→ TASK INSTRUCTIONS
a) Write out the passage of the comment thread between "Friday, October 14, 2005 9:32:00" and "Before Midnight said...", inclusive.
b) Rewrite the lines of the listing as a numbered list, starting at the line holding "- doppler-colorbar-tick: 10.0: [1078, 475, 1098, 486]" and running through the end of the listing, both ends included. Omit any blank lines.

→ DOCUMENT
# # # #

After A#2 blasted you on all of your other silly criticisms of Officer Stucker, such as racism and not caring about poor, transient victims, you are hanging on to the "no witnesses" theory for dear life. Take it easy, honey! Relax! The officer did his job, the bad guy got arrested, and the victim got patched up. Let the justice system run its course (with all of the information, that is.)

Friday, October 14, 2005 9:32:00 AM  
Anonymous Anonymous said...

"What if page 2 of the report notes that the victim declined prosecution? Or what if he changed his statement later, making him unreliable? What if the suspect never bothered to show up for the court date on his citation and there is a warrant for his arrest?"

To state the obvious, there are lot of "what if's" there, describing a report which has been withheld from public scrutiny.

Damned convenient that.

Friday, October 14, 2005 9:52:00 AM  
Blogger Five Before Midnight said...

Well, if you are the agency, yes, it is very convenient b/c it is the agency's decision to prevent disclosure, unless like A#2, you are an RPD employee. The citizen? It's not. The victim, not.

As for Cohen, I saw him riding on his bike recently, no care in the world. Stucker told him when he put cuffs on that this did not mean he was under arrest. The report said he was cited. It also says the victim was willing to identify the assailantg AND to prosecute. In fact, A#2 claimed that this was actually a citizen's arrest, which in this case given that the witnesses weren't even interviewed, had to be this victim. If he changed his mind, well who would blame him? Why pursue a case that even the arresting agency including the employees that posted here. I had the lesson reinforced once again, you see someone getting beaten in public, you help him. Just leave the police out of it.

Because as A#2 pointed out, a PC 415 is justification enough to get the crap kicked out of you by a man with a history of felony convictions, failed attempts at anger management counseling mandated by the court and domestic violence(hence his "homelessness".)

The second page of the actual report would have been the page that includes personal information on witnesses, but the first page clearly states that there aren't any.

# # # #

→ RECORDS SHOWN
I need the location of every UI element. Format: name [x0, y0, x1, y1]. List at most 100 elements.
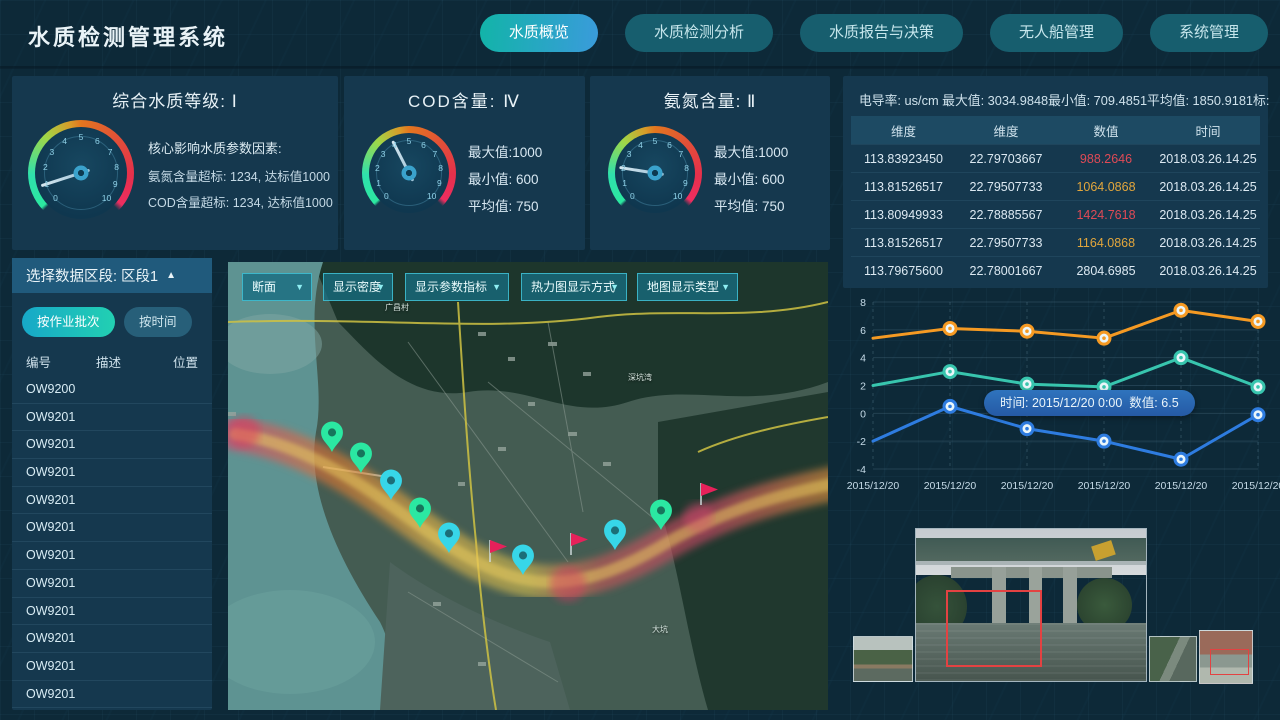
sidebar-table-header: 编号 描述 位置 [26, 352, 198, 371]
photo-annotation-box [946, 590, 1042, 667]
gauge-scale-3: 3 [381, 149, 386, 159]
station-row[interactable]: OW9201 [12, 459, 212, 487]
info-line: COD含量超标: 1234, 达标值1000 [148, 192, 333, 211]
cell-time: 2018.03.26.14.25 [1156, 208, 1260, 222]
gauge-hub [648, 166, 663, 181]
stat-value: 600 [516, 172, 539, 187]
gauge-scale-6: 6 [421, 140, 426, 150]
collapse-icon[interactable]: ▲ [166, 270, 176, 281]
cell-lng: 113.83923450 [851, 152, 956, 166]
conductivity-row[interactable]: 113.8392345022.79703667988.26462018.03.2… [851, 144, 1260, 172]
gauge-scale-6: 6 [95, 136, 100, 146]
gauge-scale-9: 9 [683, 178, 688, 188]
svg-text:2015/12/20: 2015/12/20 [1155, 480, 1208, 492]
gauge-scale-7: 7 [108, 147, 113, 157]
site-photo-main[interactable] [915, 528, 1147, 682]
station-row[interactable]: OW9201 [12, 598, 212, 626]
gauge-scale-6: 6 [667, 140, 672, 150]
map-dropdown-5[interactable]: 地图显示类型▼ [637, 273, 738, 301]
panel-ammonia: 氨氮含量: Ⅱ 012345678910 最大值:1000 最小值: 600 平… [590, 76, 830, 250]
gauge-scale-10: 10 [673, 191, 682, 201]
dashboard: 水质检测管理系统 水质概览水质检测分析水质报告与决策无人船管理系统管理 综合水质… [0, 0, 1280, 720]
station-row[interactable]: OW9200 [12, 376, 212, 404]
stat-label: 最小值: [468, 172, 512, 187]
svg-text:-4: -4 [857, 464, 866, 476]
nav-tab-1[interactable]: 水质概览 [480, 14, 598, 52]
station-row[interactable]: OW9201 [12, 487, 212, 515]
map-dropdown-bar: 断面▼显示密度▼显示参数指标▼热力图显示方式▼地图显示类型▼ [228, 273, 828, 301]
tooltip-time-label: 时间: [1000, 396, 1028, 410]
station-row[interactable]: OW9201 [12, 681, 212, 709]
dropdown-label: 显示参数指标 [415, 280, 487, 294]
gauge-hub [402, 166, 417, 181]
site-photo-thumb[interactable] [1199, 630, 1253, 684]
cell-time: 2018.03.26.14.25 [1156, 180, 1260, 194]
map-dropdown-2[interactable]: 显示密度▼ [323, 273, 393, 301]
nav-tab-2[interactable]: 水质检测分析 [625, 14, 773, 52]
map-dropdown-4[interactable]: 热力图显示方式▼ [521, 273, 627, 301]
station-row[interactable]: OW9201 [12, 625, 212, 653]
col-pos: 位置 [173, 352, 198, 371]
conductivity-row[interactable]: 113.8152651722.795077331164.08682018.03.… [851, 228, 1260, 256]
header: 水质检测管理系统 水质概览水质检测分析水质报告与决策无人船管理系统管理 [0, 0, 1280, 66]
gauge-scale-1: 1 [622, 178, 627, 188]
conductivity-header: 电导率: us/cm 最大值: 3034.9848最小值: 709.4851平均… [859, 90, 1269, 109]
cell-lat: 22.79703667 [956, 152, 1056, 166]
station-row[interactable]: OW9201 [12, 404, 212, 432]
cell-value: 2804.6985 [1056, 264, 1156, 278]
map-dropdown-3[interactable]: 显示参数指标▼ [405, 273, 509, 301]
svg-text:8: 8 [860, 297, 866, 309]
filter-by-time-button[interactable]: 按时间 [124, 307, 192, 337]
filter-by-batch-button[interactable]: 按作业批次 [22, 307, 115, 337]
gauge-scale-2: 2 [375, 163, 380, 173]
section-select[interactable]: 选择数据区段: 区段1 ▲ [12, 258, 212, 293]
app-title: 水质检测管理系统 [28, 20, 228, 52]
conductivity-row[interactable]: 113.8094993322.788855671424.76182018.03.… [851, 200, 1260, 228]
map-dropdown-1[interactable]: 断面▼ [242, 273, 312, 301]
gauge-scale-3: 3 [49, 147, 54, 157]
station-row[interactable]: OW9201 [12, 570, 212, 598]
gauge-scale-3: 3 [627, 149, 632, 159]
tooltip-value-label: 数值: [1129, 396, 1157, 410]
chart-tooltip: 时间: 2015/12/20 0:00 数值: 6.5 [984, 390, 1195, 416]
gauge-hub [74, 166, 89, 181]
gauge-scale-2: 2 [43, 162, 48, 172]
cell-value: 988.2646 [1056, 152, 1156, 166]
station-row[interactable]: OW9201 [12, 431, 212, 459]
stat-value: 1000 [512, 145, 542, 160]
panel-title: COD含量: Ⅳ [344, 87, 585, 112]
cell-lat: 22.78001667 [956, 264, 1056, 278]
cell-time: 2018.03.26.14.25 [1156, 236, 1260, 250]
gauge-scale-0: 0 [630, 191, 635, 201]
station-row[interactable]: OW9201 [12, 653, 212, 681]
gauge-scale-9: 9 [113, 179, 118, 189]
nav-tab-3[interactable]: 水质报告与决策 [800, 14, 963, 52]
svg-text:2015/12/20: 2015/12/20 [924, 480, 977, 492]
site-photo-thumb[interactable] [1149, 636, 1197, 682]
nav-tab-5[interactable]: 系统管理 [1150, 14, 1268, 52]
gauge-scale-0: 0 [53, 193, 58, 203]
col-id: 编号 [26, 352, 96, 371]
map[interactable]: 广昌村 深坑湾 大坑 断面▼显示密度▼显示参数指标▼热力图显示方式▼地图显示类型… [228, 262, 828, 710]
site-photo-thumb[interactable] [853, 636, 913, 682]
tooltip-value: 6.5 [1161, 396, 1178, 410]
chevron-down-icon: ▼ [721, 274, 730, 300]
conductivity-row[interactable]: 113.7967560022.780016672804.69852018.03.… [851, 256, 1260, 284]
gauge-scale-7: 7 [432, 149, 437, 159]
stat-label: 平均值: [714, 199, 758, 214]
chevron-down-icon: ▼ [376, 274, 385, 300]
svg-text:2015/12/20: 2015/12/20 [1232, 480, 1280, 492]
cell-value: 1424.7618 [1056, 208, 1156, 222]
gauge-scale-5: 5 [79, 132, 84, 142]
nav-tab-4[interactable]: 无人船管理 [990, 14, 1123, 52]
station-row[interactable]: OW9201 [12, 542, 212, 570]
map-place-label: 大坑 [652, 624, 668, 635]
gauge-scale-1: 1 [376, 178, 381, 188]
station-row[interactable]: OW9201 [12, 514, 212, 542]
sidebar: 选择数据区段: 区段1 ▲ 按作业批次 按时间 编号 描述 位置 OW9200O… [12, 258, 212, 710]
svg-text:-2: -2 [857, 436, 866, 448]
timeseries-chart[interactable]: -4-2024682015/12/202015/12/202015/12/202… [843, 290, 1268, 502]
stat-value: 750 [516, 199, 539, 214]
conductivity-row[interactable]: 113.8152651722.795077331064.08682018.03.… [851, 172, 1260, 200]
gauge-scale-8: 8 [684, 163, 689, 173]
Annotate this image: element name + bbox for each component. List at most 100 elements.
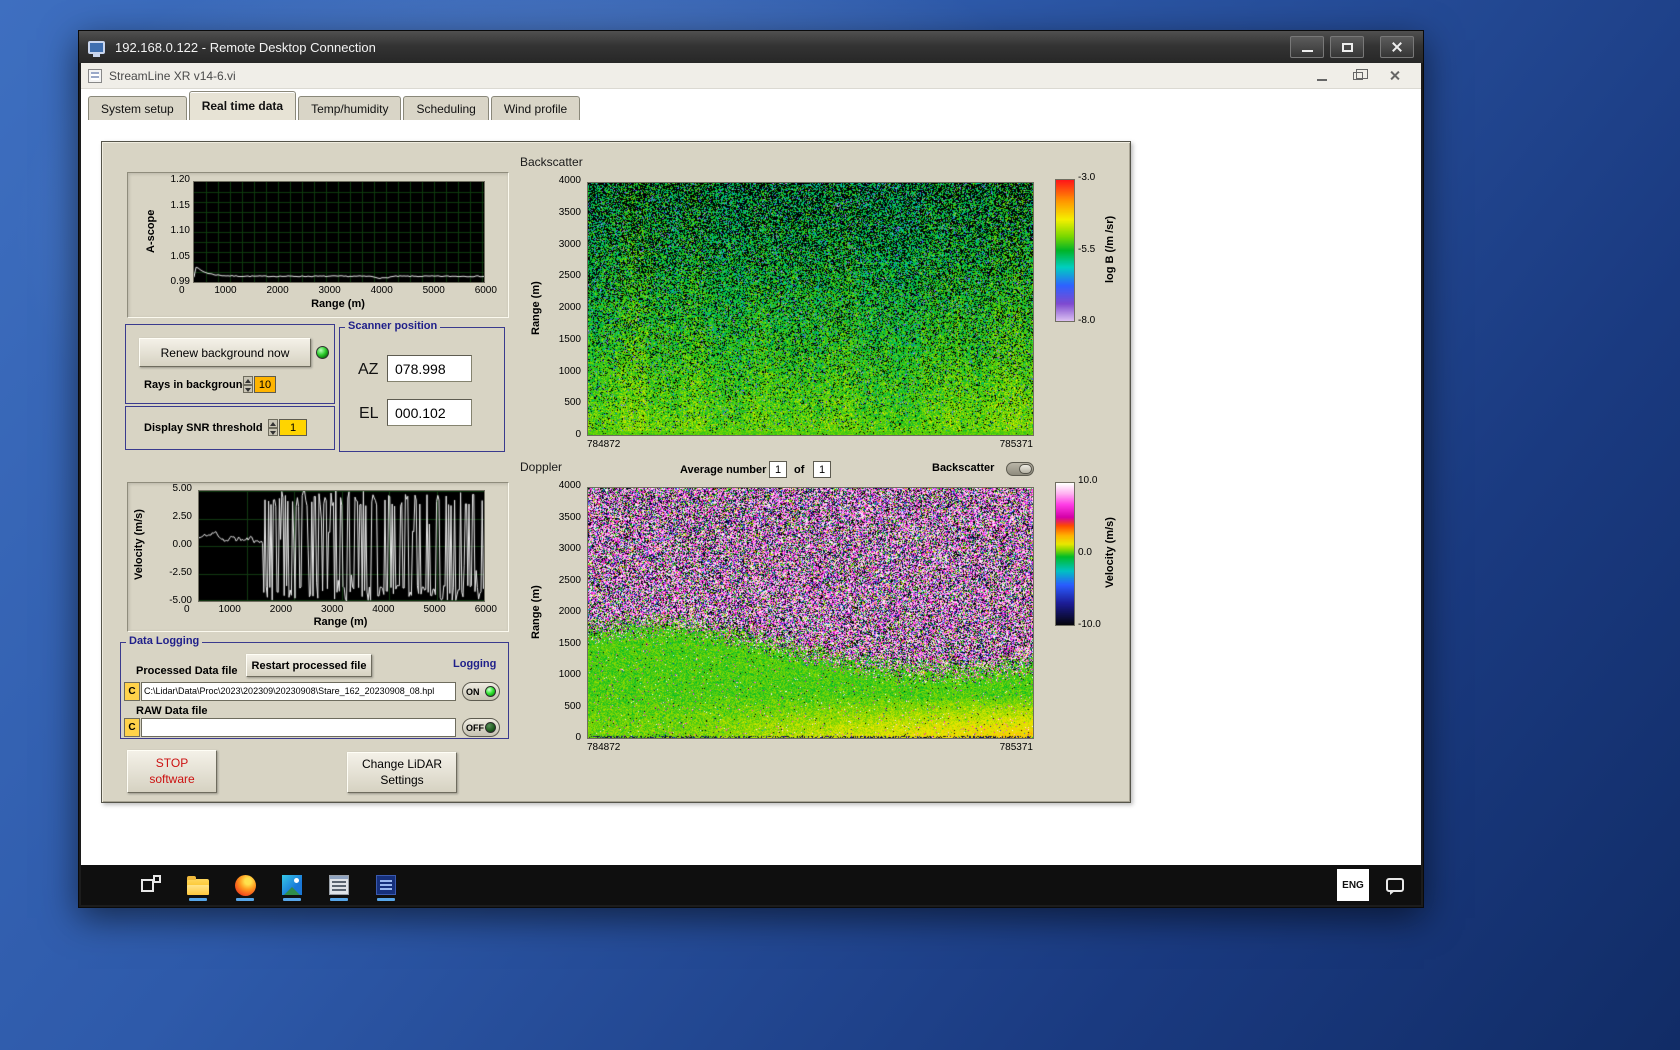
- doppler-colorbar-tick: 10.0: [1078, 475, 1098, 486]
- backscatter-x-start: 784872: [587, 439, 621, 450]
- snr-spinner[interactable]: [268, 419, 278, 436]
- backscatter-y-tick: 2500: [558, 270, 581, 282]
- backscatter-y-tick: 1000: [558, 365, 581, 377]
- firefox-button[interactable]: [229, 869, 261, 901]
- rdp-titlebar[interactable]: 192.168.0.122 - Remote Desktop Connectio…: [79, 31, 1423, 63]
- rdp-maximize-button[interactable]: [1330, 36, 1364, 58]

# # # #

→ IN RESPONSE
a)
Friday, October 14, 2005 9:32:00 AM  
Anonymous Anonymous said...

"What if page 2 of the report notes that the victim declined prosecution? Or what if he changed his statement later, making him unreliable? What if the suspect never bothered to show up for the court date on his citation and there is a warrant for his arrest?"

To state the obvious, there are lot of "what if's" there, describing a report which has been withheld from public scrutiny.

Damned convenient that.

Friday, October 14, 2005 9:52:00 AM  
Blogger Five Before Midnight said...

b)
1. - doppler-colorbar-tick: 10.0: [1078, 475, 1098, 486]
2. - backscatter-x-start: 784872: [587, 439, 621, 450]
3. - snr-spinner[interactable]: [268, 419, 278, 436]
4. - backscatter-y-tick: 2500: [558, 270, 581, 282]
5. - backscatter-y-tick: 1000: [558, 365, 581, 377]
6. - firefox-button[interactable]: [229, 869, 261, 901]
7. - rdp-titlebar[interactable]: 192.168.0.122 - Remote Desktop Connectio…: [79, 31, 1423, 63]
8. - rdp-maximize-button[interactable]: [1330, 36, 1364, 58]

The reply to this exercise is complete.